Scan the material for the word "שמברך", and copy each line where it shows up.

Source material:
▼

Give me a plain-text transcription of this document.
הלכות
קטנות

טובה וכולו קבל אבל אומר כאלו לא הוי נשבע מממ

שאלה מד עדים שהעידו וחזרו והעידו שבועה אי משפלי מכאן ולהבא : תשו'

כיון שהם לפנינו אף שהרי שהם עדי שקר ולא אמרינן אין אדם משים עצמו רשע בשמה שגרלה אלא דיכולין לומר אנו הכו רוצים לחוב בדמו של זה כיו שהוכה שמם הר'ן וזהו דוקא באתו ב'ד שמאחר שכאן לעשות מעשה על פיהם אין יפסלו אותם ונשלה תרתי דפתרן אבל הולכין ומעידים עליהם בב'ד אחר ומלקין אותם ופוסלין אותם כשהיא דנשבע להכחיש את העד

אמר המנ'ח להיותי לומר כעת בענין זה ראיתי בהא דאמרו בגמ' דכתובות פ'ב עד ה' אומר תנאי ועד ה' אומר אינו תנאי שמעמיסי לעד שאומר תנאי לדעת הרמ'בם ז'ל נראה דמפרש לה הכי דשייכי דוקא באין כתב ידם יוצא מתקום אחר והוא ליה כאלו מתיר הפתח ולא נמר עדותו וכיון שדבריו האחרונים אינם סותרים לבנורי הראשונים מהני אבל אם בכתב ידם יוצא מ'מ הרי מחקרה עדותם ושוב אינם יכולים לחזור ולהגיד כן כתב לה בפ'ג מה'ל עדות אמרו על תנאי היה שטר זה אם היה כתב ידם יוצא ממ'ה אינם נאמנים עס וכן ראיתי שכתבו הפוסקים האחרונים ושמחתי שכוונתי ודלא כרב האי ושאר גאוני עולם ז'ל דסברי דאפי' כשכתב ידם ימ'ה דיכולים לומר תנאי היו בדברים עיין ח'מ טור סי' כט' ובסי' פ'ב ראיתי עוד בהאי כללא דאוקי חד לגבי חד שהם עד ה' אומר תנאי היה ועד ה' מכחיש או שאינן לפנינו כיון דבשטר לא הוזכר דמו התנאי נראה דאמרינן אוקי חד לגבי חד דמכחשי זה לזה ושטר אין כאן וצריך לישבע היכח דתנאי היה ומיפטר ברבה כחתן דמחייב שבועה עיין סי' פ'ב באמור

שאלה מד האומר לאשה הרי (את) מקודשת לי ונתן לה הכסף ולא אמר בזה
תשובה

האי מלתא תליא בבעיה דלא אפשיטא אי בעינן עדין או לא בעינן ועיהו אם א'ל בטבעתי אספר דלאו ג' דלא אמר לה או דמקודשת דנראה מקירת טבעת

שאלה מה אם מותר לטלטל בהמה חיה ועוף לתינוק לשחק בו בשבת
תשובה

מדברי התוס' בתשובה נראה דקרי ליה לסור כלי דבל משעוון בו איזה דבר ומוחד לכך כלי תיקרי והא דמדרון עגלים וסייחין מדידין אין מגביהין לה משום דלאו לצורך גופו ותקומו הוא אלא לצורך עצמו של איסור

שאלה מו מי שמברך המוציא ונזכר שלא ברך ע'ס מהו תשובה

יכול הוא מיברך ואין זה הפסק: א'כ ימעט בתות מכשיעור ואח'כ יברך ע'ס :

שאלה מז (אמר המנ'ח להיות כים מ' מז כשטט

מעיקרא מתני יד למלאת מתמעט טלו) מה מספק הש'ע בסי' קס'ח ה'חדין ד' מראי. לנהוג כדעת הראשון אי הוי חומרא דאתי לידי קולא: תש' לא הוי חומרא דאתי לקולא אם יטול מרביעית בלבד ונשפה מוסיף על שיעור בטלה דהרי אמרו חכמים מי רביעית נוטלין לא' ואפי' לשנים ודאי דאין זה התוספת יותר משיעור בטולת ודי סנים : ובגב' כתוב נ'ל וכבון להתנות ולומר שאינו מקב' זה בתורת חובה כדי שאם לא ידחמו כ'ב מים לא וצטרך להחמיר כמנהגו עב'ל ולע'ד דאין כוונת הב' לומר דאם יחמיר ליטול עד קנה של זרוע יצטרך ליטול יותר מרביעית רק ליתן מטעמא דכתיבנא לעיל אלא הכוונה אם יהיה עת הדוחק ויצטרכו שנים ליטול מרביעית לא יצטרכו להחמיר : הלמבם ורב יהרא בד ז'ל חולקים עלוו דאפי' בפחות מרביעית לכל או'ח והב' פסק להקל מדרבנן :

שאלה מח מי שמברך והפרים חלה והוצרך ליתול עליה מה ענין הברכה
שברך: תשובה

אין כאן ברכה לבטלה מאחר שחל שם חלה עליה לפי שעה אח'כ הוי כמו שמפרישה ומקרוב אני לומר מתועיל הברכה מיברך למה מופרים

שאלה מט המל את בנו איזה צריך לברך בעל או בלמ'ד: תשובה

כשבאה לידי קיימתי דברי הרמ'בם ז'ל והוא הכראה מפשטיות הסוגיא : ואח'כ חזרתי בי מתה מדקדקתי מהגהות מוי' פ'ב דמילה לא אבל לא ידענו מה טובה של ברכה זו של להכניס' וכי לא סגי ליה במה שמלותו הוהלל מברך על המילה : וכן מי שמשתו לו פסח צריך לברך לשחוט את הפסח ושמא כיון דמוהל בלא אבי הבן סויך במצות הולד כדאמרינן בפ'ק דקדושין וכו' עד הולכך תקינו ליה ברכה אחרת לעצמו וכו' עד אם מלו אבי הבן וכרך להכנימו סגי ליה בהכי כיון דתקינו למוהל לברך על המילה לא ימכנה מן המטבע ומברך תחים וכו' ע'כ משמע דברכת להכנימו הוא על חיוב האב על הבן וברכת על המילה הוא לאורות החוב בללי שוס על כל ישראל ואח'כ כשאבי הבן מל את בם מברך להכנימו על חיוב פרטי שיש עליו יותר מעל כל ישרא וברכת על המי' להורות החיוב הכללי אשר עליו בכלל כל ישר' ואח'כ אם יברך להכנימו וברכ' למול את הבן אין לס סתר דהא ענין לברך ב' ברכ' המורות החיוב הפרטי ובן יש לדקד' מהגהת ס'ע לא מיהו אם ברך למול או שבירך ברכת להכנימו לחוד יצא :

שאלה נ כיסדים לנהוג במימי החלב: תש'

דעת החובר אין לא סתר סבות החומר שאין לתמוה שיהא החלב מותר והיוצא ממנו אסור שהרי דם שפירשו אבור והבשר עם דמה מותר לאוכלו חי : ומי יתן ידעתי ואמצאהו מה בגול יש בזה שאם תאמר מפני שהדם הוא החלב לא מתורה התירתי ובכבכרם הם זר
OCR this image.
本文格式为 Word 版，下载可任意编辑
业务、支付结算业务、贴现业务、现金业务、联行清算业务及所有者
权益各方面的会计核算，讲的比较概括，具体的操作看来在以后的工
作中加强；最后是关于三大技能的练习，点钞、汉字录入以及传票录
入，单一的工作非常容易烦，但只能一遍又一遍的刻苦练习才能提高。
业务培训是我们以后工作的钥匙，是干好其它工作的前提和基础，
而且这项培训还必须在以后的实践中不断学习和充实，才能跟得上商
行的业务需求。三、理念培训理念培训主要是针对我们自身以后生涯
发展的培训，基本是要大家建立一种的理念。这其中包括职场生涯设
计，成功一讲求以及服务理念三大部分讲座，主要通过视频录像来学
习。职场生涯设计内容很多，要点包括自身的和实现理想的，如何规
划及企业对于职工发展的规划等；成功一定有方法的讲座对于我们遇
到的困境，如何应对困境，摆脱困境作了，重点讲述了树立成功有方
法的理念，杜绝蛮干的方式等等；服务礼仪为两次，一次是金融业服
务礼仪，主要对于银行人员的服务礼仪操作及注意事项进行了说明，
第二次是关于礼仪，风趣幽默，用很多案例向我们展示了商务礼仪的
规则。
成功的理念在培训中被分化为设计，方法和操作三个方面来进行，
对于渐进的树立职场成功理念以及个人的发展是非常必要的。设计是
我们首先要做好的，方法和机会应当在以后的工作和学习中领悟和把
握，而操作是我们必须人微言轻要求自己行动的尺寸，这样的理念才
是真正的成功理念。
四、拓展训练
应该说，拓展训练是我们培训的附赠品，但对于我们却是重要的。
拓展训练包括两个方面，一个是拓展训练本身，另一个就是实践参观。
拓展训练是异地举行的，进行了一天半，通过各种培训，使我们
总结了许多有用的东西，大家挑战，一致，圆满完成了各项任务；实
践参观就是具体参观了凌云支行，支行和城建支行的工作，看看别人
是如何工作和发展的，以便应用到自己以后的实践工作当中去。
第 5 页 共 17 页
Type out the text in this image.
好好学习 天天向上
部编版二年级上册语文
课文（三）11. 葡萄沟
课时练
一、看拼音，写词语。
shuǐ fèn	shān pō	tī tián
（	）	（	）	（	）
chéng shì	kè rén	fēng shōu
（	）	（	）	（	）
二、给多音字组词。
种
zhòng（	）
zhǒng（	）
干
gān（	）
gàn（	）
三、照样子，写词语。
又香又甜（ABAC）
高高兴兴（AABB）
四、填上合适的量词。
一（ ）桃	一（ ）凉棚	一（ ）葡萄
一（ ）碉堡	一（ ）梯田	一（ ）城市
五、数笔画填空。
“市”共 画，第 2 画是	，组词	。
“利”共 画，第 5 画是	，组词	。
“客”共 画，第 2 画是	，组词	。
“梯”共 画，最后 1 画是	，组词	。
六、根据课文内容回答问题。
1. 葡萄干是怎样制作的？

▲

Problem solution:
שאלה מו מי שמברך המוציא ונזכר שלא ברך ע'ס מהו תשובה
שאלה מח מי שמברך והפרים חלה והוצרך ליתול עליה מה ענין הברכה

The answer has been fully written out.